*The problem*
Each entry below is to be transcribed exactly.

---+---

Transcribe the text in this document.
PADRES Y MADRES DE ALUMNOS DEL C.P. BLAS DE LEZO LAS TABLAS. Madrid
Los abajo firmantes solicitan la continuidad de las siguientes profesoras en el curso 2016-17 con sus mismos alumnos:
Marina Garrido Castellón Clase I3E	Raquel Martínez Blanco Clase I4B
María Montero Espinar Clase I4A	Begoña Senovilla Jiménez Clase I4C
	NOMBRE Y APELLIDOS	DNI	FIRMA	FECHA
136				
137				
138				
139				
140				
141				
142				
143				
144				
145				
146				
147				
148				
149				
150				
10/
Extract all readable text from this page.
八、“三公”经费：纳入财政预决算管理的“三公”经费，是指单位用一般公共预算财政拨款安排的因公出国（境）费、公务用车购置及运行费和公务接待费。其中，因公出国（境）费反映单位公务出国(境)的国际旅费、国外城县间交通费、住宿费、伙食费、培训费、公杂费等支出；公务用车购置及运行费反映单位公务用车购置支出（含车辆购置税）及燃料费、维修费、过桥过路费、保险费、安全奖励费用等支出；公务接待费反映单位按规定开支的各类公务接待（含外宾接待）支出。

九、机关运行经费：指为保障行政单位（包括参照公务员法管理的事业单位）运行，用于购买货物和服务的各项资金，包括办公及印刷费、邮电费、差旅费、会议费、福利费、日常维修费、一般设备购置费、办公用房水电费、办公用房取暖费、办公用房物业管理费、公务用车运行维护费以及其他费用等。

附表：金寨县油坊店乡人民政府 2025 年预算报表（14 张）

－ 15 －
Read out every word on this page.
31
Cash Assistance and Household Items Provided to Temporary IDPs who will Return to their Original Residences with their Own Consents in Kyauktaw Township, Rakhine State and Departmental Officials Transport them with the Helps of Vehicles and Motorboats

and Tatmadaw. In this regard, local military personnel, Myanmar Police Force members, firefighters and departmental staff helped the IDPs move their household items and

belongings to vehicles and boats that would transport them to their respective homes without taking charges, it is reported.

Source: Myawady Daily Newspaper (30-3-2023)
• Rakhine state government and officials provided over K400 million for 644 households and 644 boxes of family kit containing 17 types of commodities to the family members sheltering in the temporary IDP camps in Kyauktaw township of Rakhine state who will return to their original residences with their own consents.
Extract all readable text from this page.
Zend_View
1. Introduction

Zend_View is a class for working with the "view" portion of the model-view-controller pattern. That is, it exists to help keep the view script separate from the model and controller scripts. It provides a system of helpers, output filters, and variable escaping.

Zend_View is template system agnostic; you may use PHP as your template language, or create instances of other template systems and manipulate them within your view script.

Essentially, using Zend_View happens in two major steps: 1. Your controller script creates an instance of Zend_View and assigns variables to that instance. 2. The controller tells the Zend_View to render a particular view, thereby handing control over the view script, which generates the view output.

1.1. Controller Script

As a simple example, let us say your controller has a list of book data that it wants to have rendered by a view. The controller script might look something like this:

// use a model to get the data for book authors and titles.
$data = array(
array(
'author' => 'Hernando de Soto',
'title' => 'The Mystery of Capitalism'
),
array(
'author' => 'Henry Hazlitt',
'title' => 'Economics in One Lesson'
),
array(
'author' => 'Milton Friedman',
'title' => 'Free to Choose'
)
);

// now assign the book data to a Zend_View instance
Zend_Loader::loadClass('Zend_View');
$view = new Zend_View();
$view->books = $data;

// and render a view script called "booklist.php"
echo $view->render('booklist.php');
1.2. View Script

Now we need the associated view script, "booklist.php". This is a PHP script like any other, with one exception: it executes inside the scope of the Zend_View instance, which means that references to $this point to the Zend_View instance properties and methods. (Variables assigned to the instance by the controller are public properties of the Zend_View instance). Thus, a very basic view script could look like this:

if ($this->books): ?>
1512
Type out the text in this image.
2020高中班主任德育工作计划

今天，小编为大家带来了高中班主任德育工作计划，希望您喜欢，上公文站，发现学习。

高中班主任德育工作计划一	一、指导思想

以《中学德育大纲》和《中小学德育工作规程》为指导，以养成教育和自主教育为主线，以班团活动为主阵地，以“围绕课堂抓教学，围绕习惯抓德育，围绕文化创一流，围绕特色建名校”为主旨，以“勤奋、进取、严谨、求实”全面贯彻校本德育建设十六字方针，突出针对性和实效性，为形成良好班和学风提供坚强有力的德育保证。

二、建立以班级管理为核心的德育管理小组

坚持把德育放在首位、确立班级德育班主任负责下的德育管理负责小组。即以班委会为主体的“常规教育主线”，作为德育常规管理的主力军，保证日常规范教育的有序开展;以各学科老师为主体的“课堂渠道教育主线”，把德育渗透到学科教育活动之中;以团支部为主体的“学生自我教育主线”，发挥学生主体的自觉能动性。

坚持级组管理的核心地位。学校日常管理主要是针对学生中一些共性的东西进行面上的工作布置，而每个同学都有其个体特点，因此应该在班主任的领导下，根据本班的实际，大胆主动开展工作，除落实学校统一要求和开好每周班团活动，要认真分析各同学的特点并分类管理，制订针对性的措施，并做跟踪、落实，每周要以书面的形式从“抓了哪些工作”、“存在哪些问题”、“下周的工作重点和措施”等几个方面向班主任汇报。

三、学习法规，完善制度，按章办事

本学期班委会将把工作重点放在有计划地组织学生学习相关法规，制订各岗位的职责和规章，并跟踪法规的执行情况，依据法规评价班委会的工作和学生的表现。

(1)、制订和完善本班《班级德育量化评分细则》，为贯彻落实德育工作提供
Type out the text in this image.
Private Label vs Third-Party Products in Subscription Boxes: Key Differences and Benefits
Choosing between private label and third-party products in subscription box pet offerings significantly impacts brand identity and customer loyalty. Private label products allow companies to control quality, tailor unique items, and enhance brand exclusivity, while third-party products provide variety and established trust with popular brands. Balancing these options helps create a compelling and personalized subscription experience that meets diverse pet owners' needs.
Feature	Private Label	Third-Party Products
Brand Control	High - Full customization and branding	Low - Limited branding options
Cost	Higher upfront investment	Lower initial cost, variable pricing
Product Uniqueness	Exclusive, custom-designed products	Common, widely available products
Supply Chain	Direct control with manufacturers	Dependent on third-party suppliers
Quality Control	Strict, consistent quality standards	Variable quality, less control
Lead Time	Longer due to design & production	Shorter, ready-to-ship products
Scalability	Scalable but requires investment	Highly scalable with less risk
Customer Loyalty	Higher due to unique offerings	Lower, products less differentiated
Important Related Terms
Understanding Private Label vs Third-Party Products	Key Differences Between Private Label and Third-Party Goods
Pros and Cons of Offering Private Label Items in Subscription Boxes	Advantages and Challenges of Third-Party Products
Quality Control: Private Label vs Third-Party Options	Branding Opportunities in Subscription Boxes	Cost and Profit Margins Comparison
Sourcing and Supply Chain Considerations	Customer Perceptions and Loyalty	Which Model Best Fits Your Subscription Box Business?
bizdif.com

---+---

*Solution to this exercise*
Transcribe the text in this document.
PADRES Y MADRES DE ALUMNOS DEL C.P. BLAS DE LEZO LAS TABLAS. Madrid
Los abajo firmantes solicitan la continuidad de las siguientes profesoras en el curso 2016-17 con sus mismos alumnos:
Marina Garrido Castellón Clase I3E	Raquel Martínez Blanco Clase I4B
María Montero Espinar Clase I4A	Begoña Senovilla Jiménez Clase I4C
	NOMBRE Y APELLIDOS	DNI	FIRMA	FECHA
136				
137				
138				
139				
140				
141				
142				
143				
144				
145				
146				
147				
148				
149				
150				
10/
Extract all readable text from this page.
八、“三公”经费：纳入财政预决算管理的“三公”经费，是指单位用一般公共预算财政拨款安排的因公出国（境）费、公务用车购置及运行费和公务接待费。其中，因公出国（境）费反映单位公务出国(境)的国际旅费、国外城县间交通费、住宿费、伙食费、培训费、公杂费等支出；公务用车购置及运行费反映单位公务用车购置支出（含车辆购置税）及燃料费、维修费、过桥过路费、保险费、安全奖励费用等支出；公务接待费反映单位按规定开支的各类公务接待（含外宾接待）支出。

九、机关运行经费：指为保障行政单位（包括参照公务员法管理的事业单位）运行，用于购买货物和服务的各项资金，包括办公及印刷费、邮电费、差旅费、会议费、福利费、日常维修费、一般设备购置费、办公用房水电费、办公用房取暖费、办公用房物业管理费、公务用车运行维护费以及其他费用等。

附表：金寨县油坊店乡人民政府 2025 年预算报表（14 张）

－ 15 －
Read out every word on this page.
31
Cash Assistance and Household Items Provided to Temporary IDPs who will Return to their Original Residences with their Own Consents in Kyauktaw Township, Rakhine State and Departmental Officials Transport them with the Helps of Vehicles and Motorboats

and Tatmadaw. In this regard, local military personnel, Myanmar Police Force members, firefighters and departmental staff helped the IDPs move their household items and

belongings to vehicles and boats that would transport them to their respective homes without taking charges, it is reported.

Source: Myawady Daily Newspaper (30-3-2023)
• Rakhine state government and officials provided over K400 million for 644 households and 644 boxes of family kit containing 17 types of commodities to the family members sheltering in the temporary IDP camps in Kyauktaw township of Rakhine state who will return to their original residences with their own consents.
Extract all readable text from this page.
Zend_View
1. Introduction

Zend_View is a class for working with the "view" portion of the model-view-controller pattern. That is, it exists to help keep the view script separate from the model and controller scripts. It provides a system of helpers, output filters, and variable escaping.

Zend_View is template system agnostic; you may use PHP as your template language, or create instances of other template systems and manipulate them within your view script.

Essentially, using Zend_View happens in two major steps: 1. Your controller script creates an instance of Zend_View and assigns variables to that instance. 2. The controller tells the Zend_View to render a particular view, thereby handing control over the view script, which generates the view output.

1.1. Controller Script

As a simple example, let us say your controller has a list of book data that it wants to have rendered by a view. The controller script might look something like this:

// use a model to get the data for book authors and titles.
$data = array(
array(
'author' => 'Hernando de Soto',
'title' => 'The Mystery of Capitalism'
),
array(
'author' => 'Henry Hazlitt',
'title' => 'Economics in One Lesson'
),
array(
'author' => 'Milton Friedman',
'title' => 'Free to Choose'
)
);

// now assign the book data to a Zend_View instance
Zend_Loader::loadClass('Zend_View');
$view = new Zend_View();
$view->books = $data;

// and render a view script called "booklist.php"
echo $view->render('booklist.php');
1.2. View Script

Now we need the associated view script, "booklist.php". This is a PHP script like any other, with one exception: it executes inside the scope of the Zend_View instance, which means that references to $this point to the Zend_View instance properties and methods. (Variables assigned to the instance by the controller are public properties of the Zend_View instance). Thus, a very basic view script could look like this:

if ($this->books): ?>
1512
Type out the text in this image.
2020高中班主任德育工作计划

今天，小编为大家带来了高中班主任德育工作计划，希望您喜欢，上公文站，发现学习。

高中班主任德育工作计划一	一、指导思想

以《中学德育大纲》和《中小学德育工作规程》为指导，以养成教育和自主教育为主线，以班团活动为主阵地，以“围绕课堂抓教学，围绕习惯抓德育，围绕文化创一流，围绕特色建名校”为主旨，以“勤奋、进取、严谨、求实”全面贯彻校本德育建设十六字方针，突出针对性和实效性，为形成良好班和学风提供坚强有力的德育保证。

二、建立以班级管理为核心的德育管理小组

坚持把德育放在首位、确立班级德育班主任负责下的德育管理负责小组。即以班委会为主体的“常规教育主线”，作为德育常规管理的主力军，保证日常规范教育的有序开展;以各学科老师为主体的“课堂渠道教育主线”，把德育渗透到学科教育活动之中;以团支部为主体的“学生自我教育主线”，发挥学生主体的自觉能动性。

坚持级组管理的核心地位。学校日常管理主要是针对学生中一些共性的东西进行面上的工作布置，而每个同学都有其个体特点，因此应该在班主任的领导下，根据本班的实际，大胆主动开展工作，除落实学校统一要求和开好每周班团活动，要认真分析各同学的特点并分类管理，制订针对性的措施，并做跟踪、落实，每周要以书面的形式从“抓了哪些工作”、“存在哪些问题”、“下周的工作重点和措施”等几个方面向班主任汇报。

三、学习法规，完善制度，按章办事

本学期班委会将把工作重点放在有计划地组织学生学习相关法规，制订各岗位的职责和规章，并跟踪法规的执行情况，依据法规评价班委会的工作和学生的表现。

(1)、制订和完善本班《班级德育量化评分细则》，为贯彻落实德育工作提供
Type out the text in this image.
Private Label vs Third-Party Products in Subscription Boxes: Key Differences and Benefits
Choosing between private label and third-party products in subscription box pet offerings significantly impacts brand identity and customer loyalty. Private label products allow companies to control quality, tailor unique items, and enhance brand exclusivity, while third-party products provide variety and established trust with popular brands. Balancing these options helps create a compelling and personalized subscription experience that meets diverse pet owners' needs.
Feature	Private Label	Third-Party Products
Brand Control	High - Full customization and branding	Low - Limited branding options
Cost	Higher upfront investment	Lower initial cost, variable pricing
Product Uniqueness	Exclusive, custom-designed products	Common, widely available products
Supply Chain	Direct control with manufacturers	Dependent on third-party suppliers
Quality Control	Strict, consistent quality standards	Variable quality, less control
Lead Time	Longer due to design & production	Shorter, ready-to-ship products
Scalability	Scalable but requires investment	Highly scalable with less risk
Customer Loyalty	Higher due to unique offerings	Lower, products less differentiated
Important Related Terms
Understanding Private Label vs Third-Party Products	Key Differences Between Private Label and Third-Party Goods
Pros and Cons of Offering Private Label Items in Subscription Boxes	Advantages and Challenges of Third-Party Products
Quality Control: Private Label vs Third-Party Options	Branding Opportunities in Subscription Boxes	Cost and Profit Margins Comparison
Sourcing and Supply Chain Considerations	Customer Perceptions and Loyalty	Which Model Best Fits Your Subscription Box Business?
bizdif.com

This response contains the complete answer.